Aim of the exercise -> Would it be possible to write out each entry below exactly, without the pictures?

Part of a data file
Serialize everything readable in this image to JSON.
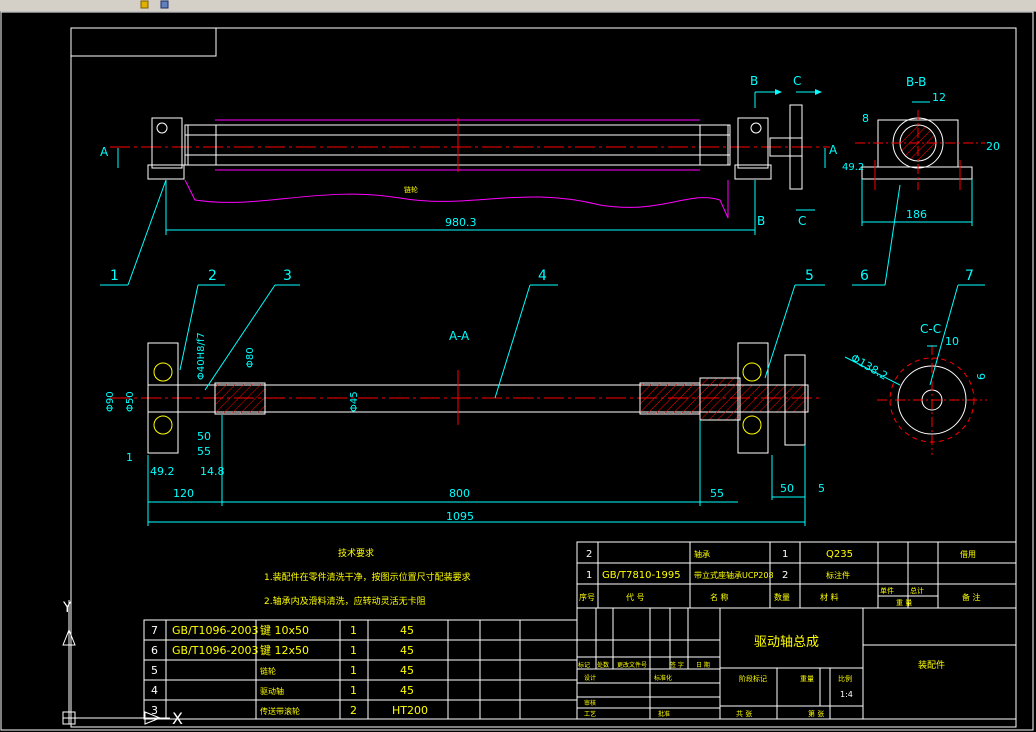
{
  "toolbar": {
    "icons": [
      "pencil-icon",
      "layers-icon"
    ]
  },
  "top_view": {
    "section_a": "A",
    "section_b": "B",
    "section_c": "C",
    "overall_length": "980.3",
    "sprocket_label": "链轮"
  },
  "section_bb": {
    "title": "B-B",
    "dim_12": "12",
    "dim_8": "8",
    "dim_20": "20",
    "dim_49_2": "49.2",
    "dim_186": "186"
  },
  "section_aa": {
    "title": "A-A",
    "dim_90": "Φ90",
    "dim_50": "Φ50",
    "dim_40h8": "Φ40H8/f7",
    "dim_80": "Φ80",
    "dim_45": "Φ45",
    "dim_50b": "50",
    "dim_55": "55",
    "dim_1": "1",
    "dim_49_2": "49.2",
    "dim_14_8": "14.8",
    "dim_120": "120",
    "dim_800": "800",
    "dim_55b": "55",
    "dim_50c": "50",
    "dim_5": "5",
    "dim_1095": "1095"
  },
  "section_cc": {
    "title": "C-C",
    "dim_10": "10",
    "dim_6": "6",
    "dim_138": "Φ138.2"
  },
  "balloons": [
    "1",
    "2",
    "3",
    "4",
    "5",
    "6",
    "7"
  ],
  "tech_req": {
    "title": "技术要求",
    "line1": "1.装配件在零件清洗干净，按图示位置尺寸配装要求",
    "line2": "2.轴承内及滑料清洗，应转动灵活无卡阻"
  },
  "bom": [
    {
      "no": "7",
      "std": "GB/T1096-2003",
      "name": "键 10x50",
      "qty": "1",
      "mat": "45"
    },
    {
      "no": "6",
      "std": "GB/T1096-2003",
      "name": "键 12x50",
      "qty": "1",
      "mat": "45"
    },
    {
      "no": "5",
      "std": "",
      "name": "链轮",
      "qty": "1",
      "mat": "45"
    },
    {
      "no": "4",
      "std": "",
      "name": "驱动轴",
      "qty": "1",
      "mat": "45"
    },
    {
      "no": "3",
      "std": "",
      "name": "传送带滚轮",
      "qty": "2",
      "mat": "HT200"
    }
  ],
  "bom_upper": [
    {
      "no": "2",
      "std": "",
      "name": "轴承",
      "qty": "1",
      "mat": "Q235",
      "note": "借用"
    },
    {
      "no": "1",
      "std": "GB/T7810-1995",
      "name": "带立式座轴承UCP208",
      "qty": "2",
      "mat": "标注件",
      "note": ""
    }
  ],
  "bom_header": {
    "no": "序号",
    "code": "代 号",
    "name": "名 称",
    "qty": "数量",
    "mat": "材 料",
    "single": "单件",
    "total": "总计",
    "weight": "重 量",
    "remark": "备 注"
  },
  "title_block": {
    "title": "驱动轴总成",
    "doc_type": "装配件",
    "scale_label": "比例",
    "scale": "1:4",
    "stage": "阶段标记",
    "weight": "重量",
    "sheet": "共 张",
    "page": "第 张",
    "mark": "标记",
    "count": "处数",
    "zone": "更改文件号",
    "sign": "签 字",
    "date": "日 期",
    "designer": "设计",
    "std": "标准化",
    "check": "审核",
    "craft": "工艺",
    "approve": "批准"
  },
  "ucs": {
    "x": "X",
    "y": "Y"
  },
  "colors": {
    "white": "#ffffff",
    "cyan": "#00ffff",
    "red": "#ff0000",
    "yellow": "#ffff00",
    "green": "#00ff00",
    "magenta": "#ff00ff"
  }
}
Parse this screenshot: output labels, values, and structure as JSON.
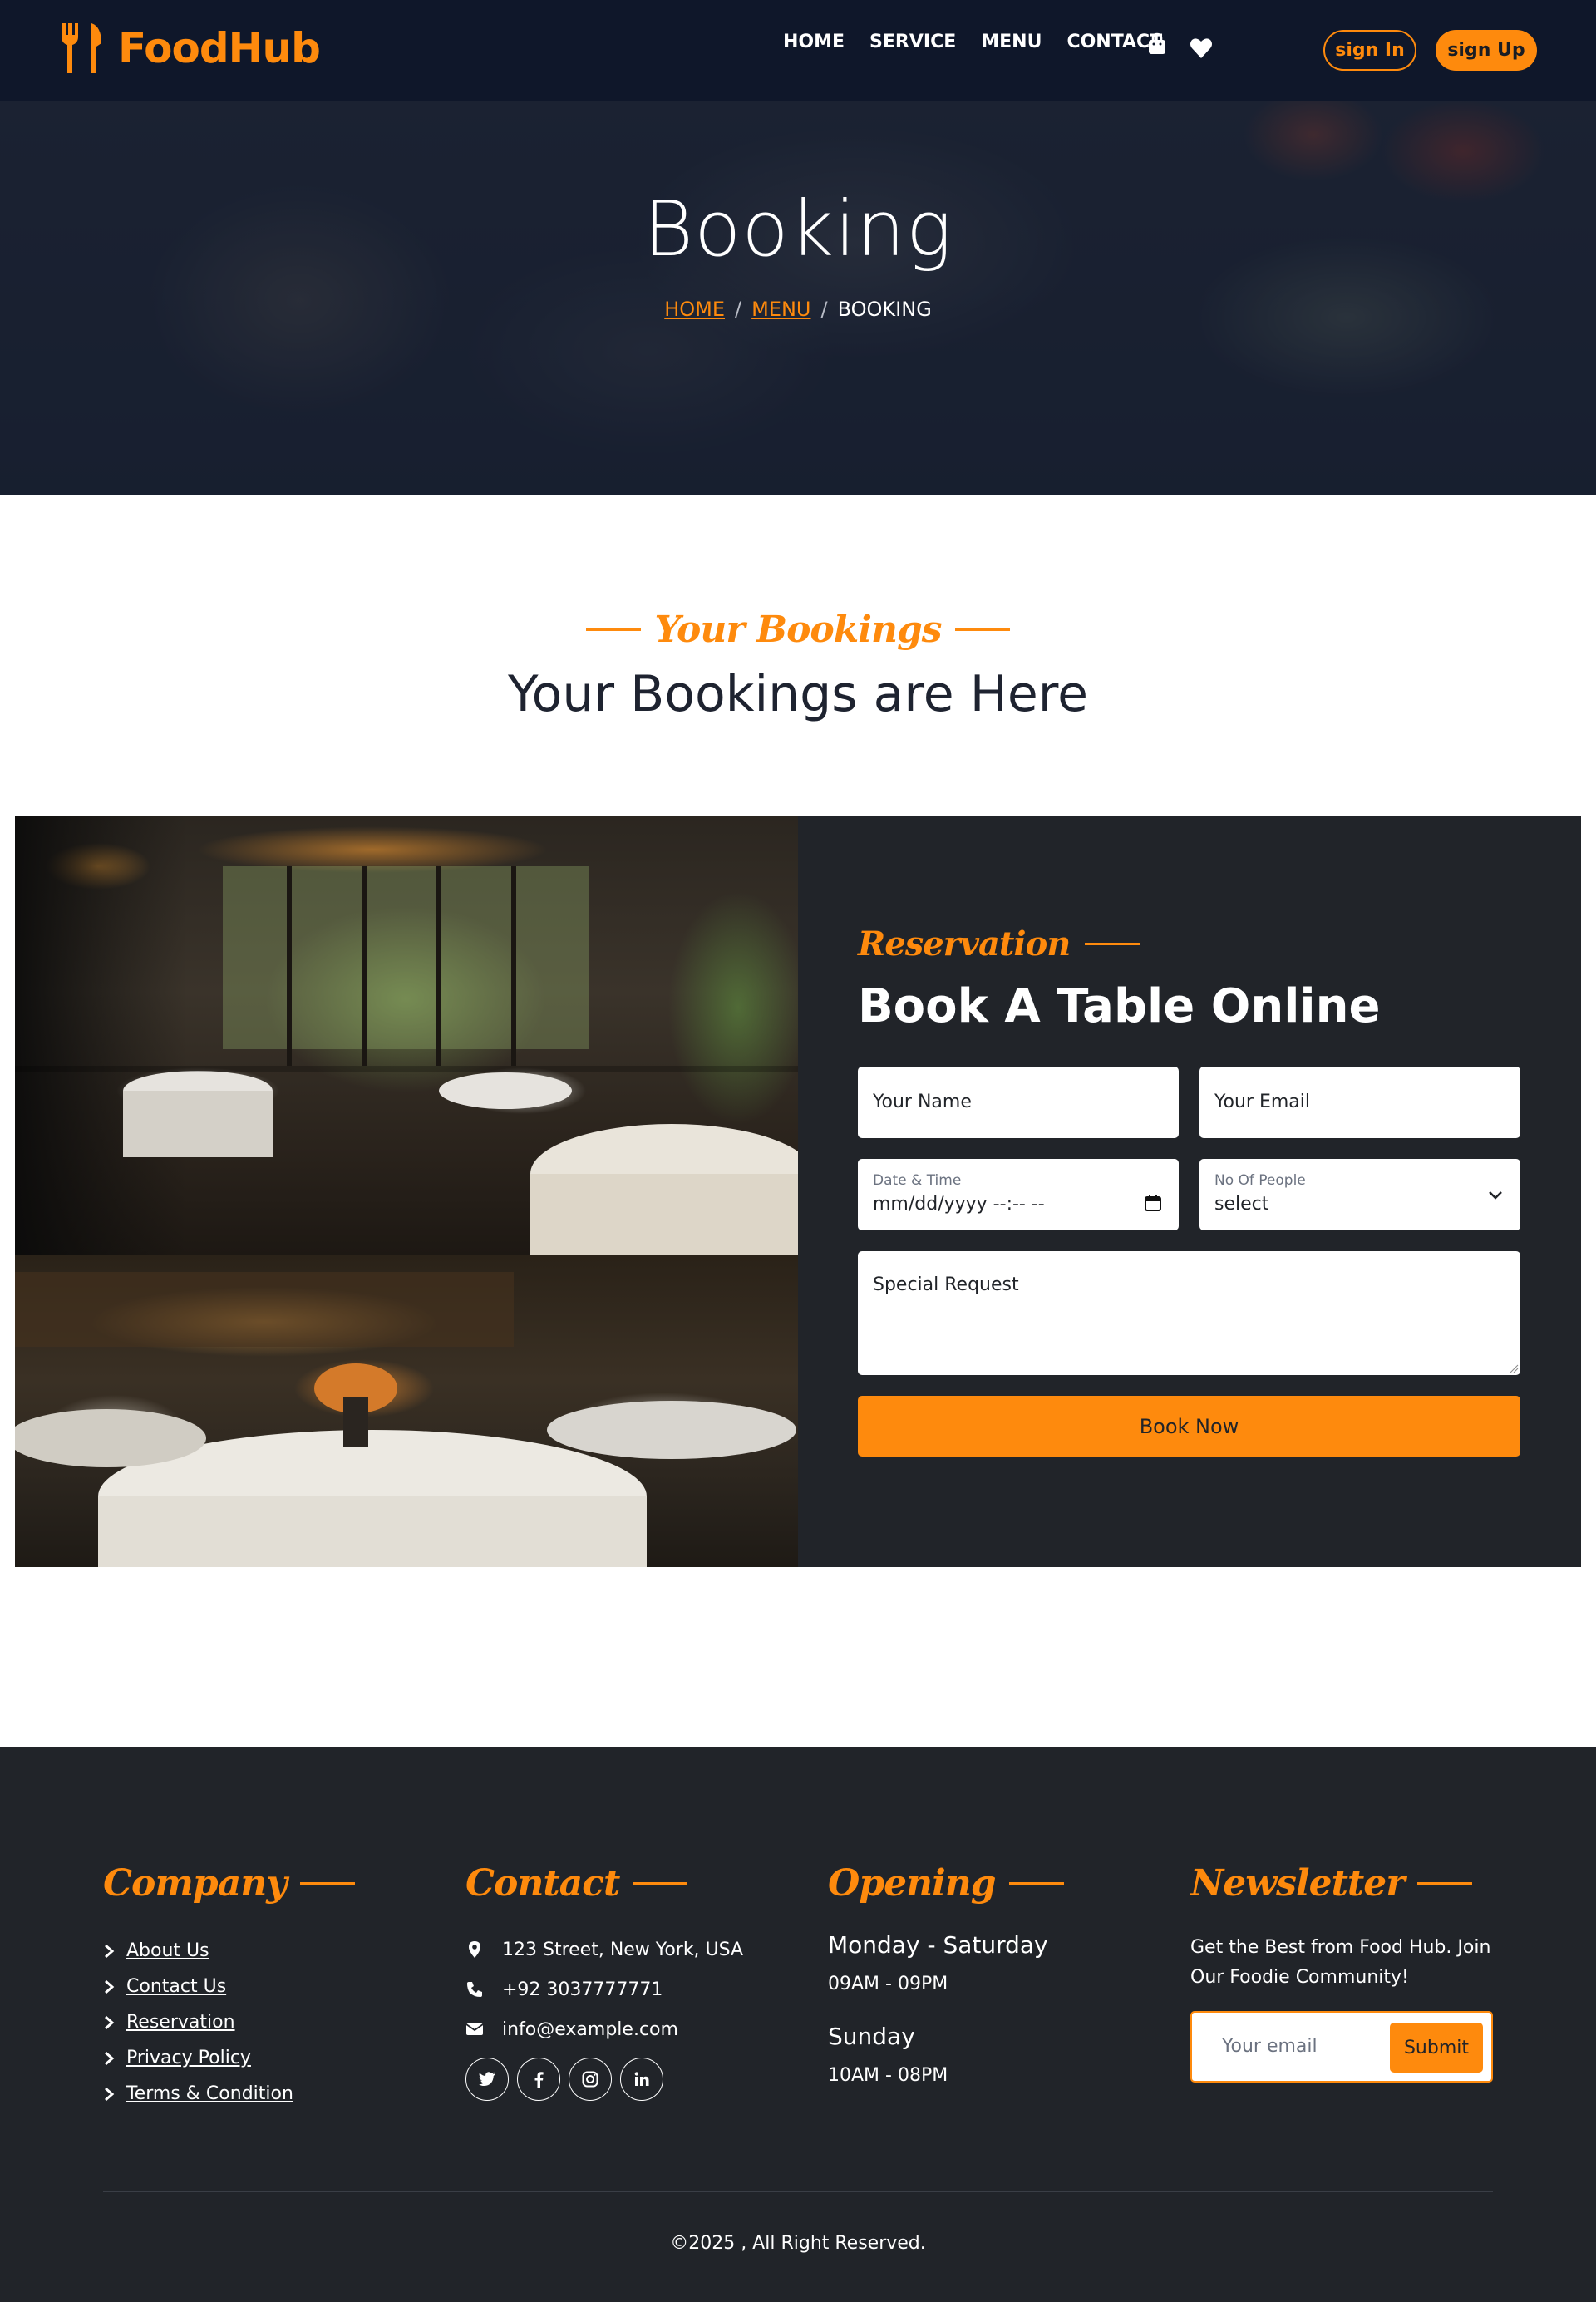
{
  "brand": {
    "name": "FoodHub",
    "accent_color": "#fe8a0d",
    "dark_color": "#0f172a",
    "panel_color": "#212429"
  },
  "nav": {
    "links": [
      "HOME",
      "SERVICE",
      "MENU",
      "CONTACT"
    ],
    "icons": [
      "shopping-bag-icon",
      "heart-icon"
    ],
    "signin_label": "sign In",
    "signup_label": "sign Up"
  },
  "hero": {
    "title": "Booking",
    "breadcrumb": {
      "home": "HOME",
      "menu": "MENU",
      "current": "BOOKING",
      "separator": "/"
    }
  },
  "bookings_section": {
    "subtitle": "Your Bookings",
    "title": "Your Bookings are Here"
  },
  "reservation": {
    "subtitle": "Reservation",
    "title": "Book A Table Online",
    "name_placeholder": "Your Name",
    "email_placeholder": "Your Email",
    "date_label": "Date & Time",
    "date_value": "mm/dd/yyyy --:-- --",
    "people_label": "No Of People",
    "people_value": "select",
    "request_placeholder": "Special Request",
    "submit_label": "Book Now"
  },
  "footer": {
    "company": {
      "title": "Company",
      "links": [
        "About Us",
        "Contact Us",
        "Reservation",
        "Privacy Policy",
        "Terms & Condition"
      ]
    },
    "contact": {
      "title": "Contact",
      "address": "123 Street, New York, USA",
      "phone": "+92 3037777771",
      "email": "info@example.com",
      "socials": [
        "twitter-icon",
        "facebook-icon",
        "instagram-icon",
        "linkedin-icon"
      ]
    },
    "opening": {
      "title": "Opening",
      "days1": "Monday - Saturday",
      "hours1": "09AM - 09PM",
      "days2": "Sunday",
      "hours2": "10AM - 08PM"
    },
    "newsletter": {
      "title": "Newsletter",
      "text": "Get the Best from Food Hub. Join Our Foodie Community!",
      "input_placeholder": "Your email",
      "submit_label": "Submit"
    },
    "copyright": "©2025 , All Right Reserved."
  }
}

Expected answer ->
Serialize everything readable in this image to JSON.
{
  "toolbar": {
    "icons": [
      "pencil-icon",
      "layers-icon"
    ]
  },
  "top_view": {
    "section_a": "A",
    "section_b": "B",
    "section_c": "C",
    "overall_length": "980.3",
    "sprocket_label": "链轮"
  },
  "section_bb": {
    "title": "B-B",
    "dim_12": "12",
    "dim_8": "8",
    "dim_20": "20",
    "dim_49_2": "49.2",
    "dim_186": "186"
  },
  "section_aa": {
    "title": "A-A",
    "dim_90": "Φ90",
    "dim_50": "Φ50",
    "dim_40h8": "Φ40H8/f7",
    "dim_80": "Φ80",
    "dim_45": "Φ45",
    "dim_50b": "50",
    "dim_55": "55",
    "dim_1": "1",
    "dim_49_2": "49.2",
    "dim_14_8": "14.8",
    "dim_120": "120",
    "dim_800": "800",
    "dim_55b": "55",
    "dim_50c": "50",
    "dim_5": "5",
    "dim_1095": "1095"
  },
  "section_cc": {
    "title": "C-C",
    "dim_10": "10",
    "dim_6": "6",
    "dim_138": "Φ138.2"
  },
  "balloons": [
    "1",
    "2",
    "3",
    "4",
    "5",
    "6",
    "7"
  ],
  "tech_req": {
    "title": "技术要求",
    "line1": "1.装配件在零件清洗干净，按图示位置尺寸配装要求",
    "line2": "2.轴承内及滑料清洗，应转动灵活无卡阻"
  },
  "bom": [
    {
      "no": "7",
      "std": "GB/T1096-2003",
      "name": "键 10x50",
      "qty": "1",
      "mat": "45"
    },
    {
      "no": "6",
      "std": "GB/T1096-2003",
      "name": "键 12x50",
      "qty": "1",
      "mat": "45"
    },
    {
      "no": "5",
      "std": "",
      "name": "链轮",
      "qty": "1",
      "mat": "45"
    },
    {
      "no": "4",
      "std": "",
      "name": "驱动轴",
      "qty": "1",
      "mat": "45"
    },
    {
      "no": "3",
      "std": "",
      "name": "传送带滚轮",
      "qty": "2",
      "mat": "HT200"
    }
  ],
  "bom_upper": [
    {
      "no": "2",
      "std": "",
      "name": "轴承",
      "qty": "1",
      "mat": "Q235",
      "note": "借用"
    },
    {
      "no": "1",
      "std": "GB/T7810-1995",
      "name": "带立式座轴承UCP208",
      "qty": "2",
      "mat": "标注件",
      "note": ""
    }
  ],
  "bom_header": {
    "no": "序号",
    "code": "代 号",
    "name": "名 称",
    "qty": "数量",
    "mat": "材 料",
    "single": "单件",
    "total": "总计",
    "weight": "重 量",
    "remark": "备 注"
  },
  "title_block": {
    "title": "驱动轴总成",
    "doc_type": "装配件",
    "scale_label": "比例",
    "scale": "1:4",
    "stage": "阶段标记",
    "weight": "重量",
    "sheet": "共 张",
    "page": "第 张",
    "mark": "标记",
    "count": "处数",
    "zone": "更改文件号",
    "sign": "签 字",
    "date": "日 期",
    "designer": "设计",
    "std": "标准化",
    "check": "审核",
    "craft": "工艺",
    "approve": "批准"
  },
  "ucs": {
    "x": "X",
    "y": "Y"
  },
  "colors": {
    "white": "#ffffff",
    "cyan": "#00ffff",
    "red": "#ff0000",
    "yellow": "#ffff00",
    "green": "#00ff00",
    "magenta": "#ff00ff"
  }
}
Parse this screenshot: output labels, values, and structure as JSON.
{
  "brand": {
    "name": "FoodHub",
    "accent_color": "#fe8a0d",
    "dark_color": "#0f172a",
    "panel_color": "#212429"
  },
  "nav": {
    "links": [
      "HOME",
      "SERVICE",
      "MENU",
      "CONTACT"
    ],
    "icons": [
      "shopping-bag-icon",
      "heart-icon"
    ],
    "signin_label": "sign In",
    "signup_label": "sign Up"
  },
  "hero": {
    "title": "Booking",
    "breadcrumb": {
      "home": "HOME",
      "menu": "MENU",
      "current": "BOOKING",
      "separator": "/"
    }
  },
  "bookings_section": {
    "subtitle": "Your Bookings",
    "title": "Your Bookings are Here"
  },
  "reservation": {
    "subtitle": "Reservation",
    "title": "Book A Table Online",
    "name_placeholder": "Your Name",
    "email_placeholder": "Your Email",
    "date_label": "Date & Time",
    "date_value": "mm/dd/yyyy --:-- --",
    "people_label": "No Of People",
    "people_value": "select",
    "request_placeholder": "Special Request",
    "submit_label": "Book Now"
  },
  "footer": {
    "company": {
      "title": "Company",
      "links": [
        "About Us",
        "Contact Us",
        "Reservation",
        "Privacy Policy",
        "Terms & Condition"
      ]
    },
    "contact": {
      "title": "Contact",
      "address": "123 Street, New York, USA",
      "phone": "+92 3037777771",
      "email": "info@example.com",
      "socials": [
        "twitter-icon",
        "facebook-icon",
        "instagram-icon",
        "linkedin-icon"
      ]
    },
    "opening": {
      "title": "Opening",
      "days1": "Monday - Saturday",
      "hours1": "09AM - 09PM",
      "days2": "Sunday",
      "hours2": "10AM - 08PM"
    },
    "newsletter": {
      "title": "Newsletter",
      "text": "Get the Best from Food Hub. Join Our Foodie Community!",
      "input_placeholder": "Your email",
      "submit_label": "Submit"
    },
    "copyright": "©2025 , All Right Reserved."
  }
}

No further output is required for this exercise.